**Texto em análise**:
%%
Copel expande capacidade de geração em 1,8 GW após vitória no LRCAP 2026
A Copel garantiu a expansão de 1.862,8 MW em suas usinas hidrelétricas Foz do Areia e Segredo, após vencer o 2º Leilão de Reserva de Capacidade na Forma de Potência (LRCAP 2026). O investimento de R$ 5 bilhões eleva em 33% a capacidade total de geração da companhia, reforçando a segurança energética do Sistema Interligado Nacional.
A Copel garantiu uma expansão de 1.862,8 MW em sua capacidade de geração, com a instalação de novas unidades nas usinas hidrelétricas (UHEs) Foz do Areia (690,470 MW) e Segredo (1.172,344 MW). O movimento, resultado da vitória da companhia no 2º Leilão de Reserva de Capacidade na Forma de Potência (LRCAP 2026), eleva em 33% o portfólio total de geração da empresa, passando de 6,2 GW para 8,3 GW, conforme comunicado ao mercado.
O investimento previsto para as obras de ampliação é de R$ 5 bilhões, com expectativa de gerar uma receita bruta fixa anual de até R$ 2,6 bilhões por 15 anos a partir do início da operação comercial das novas unidades. As obras foram iniciadas em junho de 2026, com a previsão de que as novas unidades geradoras entrem em operação em agosto de 2030. A viabilidade desses projetos foi assegurada pela renovação das concessões das usinas Foz do Areia, Segredo e Salto Caxias por mais 30 anos em 2024, após a transformação da Copel em corporação.
A adição de potência contribui diretamente para a segurança energética do Sistema Interligado Nacional (SIN), com uma oferta equivalente ao atendimento da demanda de aproximadamente 6 milhões de pessoas. Além disso, a garantia física adicional, de 20,6 MW médios para Foz do Areia e 56,3 MW médios para Segredo, estará disponível para venda no Ambiente de Contratação Livre (ACL), aumentando a oferta para este segmento. Durante a fase de construção, a expansão deve gerar cerca de 2 mil empregos diretos, impulsionando a economia regional.
O LRCAP 2026, promovido pelo governo federal, é um instrumento regulatório fundamental para garantir a disponibilidade de potência no SIN, remunerando a capacidade e não a energia gerada. A estratégia de otimização de ativos hidrelétricos existentes, como as UHEs da Copel, reforça a importância de projetos de brownfield para a segurança do sistema, complementando a crescente participação de fontes intermitentes no mix energético brasileiro. Os custos de TUST para os projetos variam entre R$ 5,75 e R$ 7,19 R$/kW.mês, um componente relevante na estrutura de custos.
%%
**Requisitos das tarefas**:
1. De acordo com o texto sobre a expansão da Copel, em que mês e ano está prevista a entrada em operação das novas unidades geradoras?
2. Duplique o trecho do texto sobre a expansão da Copel entre "Copel expande capacidade" e "Sistema Interligado Nacional.", inclusive.
Os registros que vêm a seguir não são necessários.

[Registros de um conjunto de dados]
%%
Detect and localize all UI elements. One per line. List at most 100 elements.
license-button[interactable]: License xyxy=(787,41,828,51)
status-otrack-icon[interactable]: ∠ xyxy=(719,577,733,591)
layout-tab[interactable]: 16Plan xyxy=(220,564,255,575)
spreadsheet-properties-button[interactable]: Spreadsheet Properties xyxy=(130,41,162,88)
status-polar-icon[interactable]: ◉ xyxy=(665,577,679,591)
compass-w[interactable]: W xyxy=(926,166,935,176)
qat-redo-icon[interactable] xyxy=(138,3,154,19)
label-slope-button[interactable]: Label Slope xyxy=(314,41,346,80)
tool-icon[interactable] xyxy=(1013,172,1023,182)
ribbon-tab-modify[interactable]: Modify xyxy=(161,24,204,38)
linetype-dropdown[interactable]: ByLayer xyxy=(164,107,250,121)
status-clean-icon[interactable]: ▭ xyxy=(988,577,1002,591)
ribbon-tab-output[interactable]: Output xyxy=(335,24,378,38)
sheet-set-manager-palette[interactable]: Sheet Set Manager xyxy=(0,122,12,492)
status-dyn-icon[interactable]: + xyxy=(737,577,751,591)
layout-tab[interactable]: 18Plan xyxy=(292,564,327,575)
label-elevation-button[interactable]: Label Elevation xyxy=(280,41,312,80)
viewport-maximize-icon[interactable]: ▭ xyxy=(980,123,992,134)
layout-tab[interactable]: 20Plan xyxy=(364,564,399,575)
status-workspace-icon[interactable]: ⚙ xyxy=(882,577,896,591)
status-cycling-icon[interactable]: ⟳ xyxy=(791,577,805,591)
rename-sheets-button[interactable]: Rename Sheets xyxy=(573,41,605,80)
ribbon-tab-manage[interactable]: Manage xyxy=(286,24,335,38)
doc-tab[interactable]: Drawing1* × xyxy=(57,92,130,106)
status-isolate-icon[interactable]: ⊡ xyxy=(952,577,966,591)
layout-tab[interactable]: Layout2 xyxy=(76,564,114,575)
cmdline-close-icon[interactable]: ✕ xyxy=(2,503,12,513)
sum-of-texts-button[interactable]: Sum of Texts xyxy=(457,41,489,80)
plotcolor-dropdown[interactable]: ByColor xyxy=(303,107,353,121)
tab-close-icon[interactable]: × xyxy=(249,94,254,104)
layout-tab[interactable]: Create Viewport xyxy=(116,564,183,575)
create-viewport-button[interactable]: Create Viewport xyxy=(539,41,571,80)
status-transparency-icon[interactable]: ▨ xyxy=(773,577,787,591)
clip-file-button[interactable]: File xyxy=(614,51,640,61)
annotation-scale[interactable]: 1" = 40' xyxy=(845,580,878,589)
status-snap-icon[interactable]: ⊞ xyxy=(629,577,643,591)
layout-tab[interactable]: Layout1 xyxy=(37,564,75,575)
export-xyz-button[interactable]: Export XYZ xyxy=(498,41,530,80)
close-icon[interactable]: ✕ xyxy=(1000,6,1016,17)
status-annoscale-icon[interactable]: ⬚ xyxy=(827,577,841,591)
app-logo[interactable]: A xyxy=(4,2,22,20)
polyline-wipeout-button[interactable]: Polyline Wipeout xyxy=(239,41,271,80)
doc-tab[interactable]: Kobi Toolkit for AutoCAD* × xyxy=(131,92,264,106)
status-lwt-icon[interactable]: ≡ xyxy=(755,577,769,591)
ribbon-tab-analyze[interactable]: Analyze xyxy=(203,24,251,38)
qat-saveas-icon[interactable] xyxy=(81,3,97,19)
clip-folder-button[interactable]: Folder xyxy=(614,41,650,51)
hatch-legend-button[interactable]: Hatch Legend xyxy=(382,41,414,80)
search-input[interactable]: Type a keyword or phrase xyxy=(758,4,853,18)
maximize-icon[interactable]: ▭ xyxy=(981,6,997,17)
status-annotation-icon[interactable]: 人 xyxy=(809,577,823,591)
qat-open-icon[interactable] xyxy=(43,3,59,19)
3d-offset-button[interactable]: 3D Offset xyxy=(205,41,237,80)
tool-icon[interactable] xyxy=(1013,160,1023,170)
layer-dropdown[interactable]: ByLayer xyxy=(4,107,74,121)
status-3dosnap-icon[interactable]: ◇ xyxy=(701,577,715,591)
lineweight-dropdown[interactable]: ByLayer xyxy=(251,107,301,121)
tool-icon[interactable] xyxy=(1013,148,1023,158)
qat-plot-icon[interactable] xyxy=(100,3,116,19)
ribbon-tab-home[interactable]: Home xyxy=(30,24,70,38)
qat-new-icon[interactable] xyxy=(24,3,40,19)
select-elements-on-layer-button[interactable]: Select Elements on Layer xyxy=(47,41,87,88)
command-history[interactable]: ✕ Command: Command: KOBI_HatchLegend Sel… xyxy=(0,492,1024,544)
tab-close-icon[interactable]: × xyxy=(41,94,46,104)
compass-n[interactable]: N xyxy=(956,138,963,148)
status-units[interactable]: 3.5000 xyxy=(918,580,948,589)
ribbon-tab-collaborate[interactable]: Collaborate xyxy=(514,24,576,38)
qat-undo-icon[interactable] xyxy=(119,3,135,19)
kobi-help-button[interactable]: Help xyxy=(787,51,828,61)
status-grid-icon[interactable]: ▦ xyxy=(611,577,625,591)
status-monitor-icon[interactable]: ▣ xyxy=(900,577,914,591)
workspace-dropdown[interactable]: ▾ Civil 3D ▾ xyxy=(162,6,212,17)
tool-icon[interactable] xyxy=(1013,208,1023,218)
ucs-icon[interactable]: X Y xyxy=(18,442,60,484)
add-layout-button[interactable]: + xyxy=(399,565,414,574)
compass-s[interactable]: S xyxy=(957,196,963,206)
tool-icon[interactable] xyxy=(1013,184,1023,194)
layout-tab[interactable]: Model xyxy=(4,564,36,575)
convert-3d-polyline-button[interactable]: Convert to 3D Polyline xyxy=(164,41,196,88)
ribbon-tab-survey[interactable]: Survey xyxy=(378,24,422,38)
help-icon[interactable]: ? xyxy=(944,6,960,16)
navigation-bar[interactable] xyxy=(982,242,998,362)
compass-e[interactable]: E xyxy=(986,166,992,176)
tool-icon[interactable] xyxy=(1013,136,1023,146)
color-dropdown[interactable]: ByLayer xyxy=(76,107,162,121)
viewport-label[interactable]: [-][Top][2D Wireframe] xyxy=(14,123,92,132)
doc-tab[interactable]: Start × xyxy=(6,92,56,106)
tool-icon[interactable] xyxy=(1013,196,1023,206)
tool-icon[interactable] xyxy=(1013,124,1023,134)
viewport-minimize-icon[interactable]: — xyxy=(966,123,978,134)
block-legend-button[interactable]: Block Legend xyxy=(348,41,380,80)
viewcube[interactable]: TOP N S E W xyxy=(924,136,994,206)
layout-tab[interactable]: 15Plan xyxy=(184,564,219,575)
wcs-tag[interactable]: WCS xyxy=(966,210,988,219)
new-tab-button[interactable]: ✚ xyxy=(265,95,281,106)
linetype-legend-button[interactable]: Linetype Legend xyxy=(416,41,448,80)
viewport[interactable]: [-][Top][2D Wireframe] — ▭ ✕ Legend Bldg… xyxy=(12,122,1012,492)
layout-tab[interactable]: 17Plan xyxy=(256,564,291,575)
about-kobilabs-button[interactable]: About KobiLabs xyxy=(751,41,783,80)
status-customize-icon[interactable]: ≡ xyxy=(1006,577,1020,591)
%%
**Respostas em ordem**:
1. Em agosto de 2030.

2.
Copel expande capacidade de geração em 1,8 GW após vitória no LRCAP 2026
A Copel garantiu a expansão de 1.862,8 MW em suas usinas hidrelétricas Foz do Areia e Segredo, após vencer o 2º Leilão de Reserva de Capacidade na Forma de Potência (LRCAP 2026). O investimento de R$ 5 bilhões eleva em 33% a capacidade total de geração da companhia, reforçando a segurança energética do Sistema Interligado Nacional.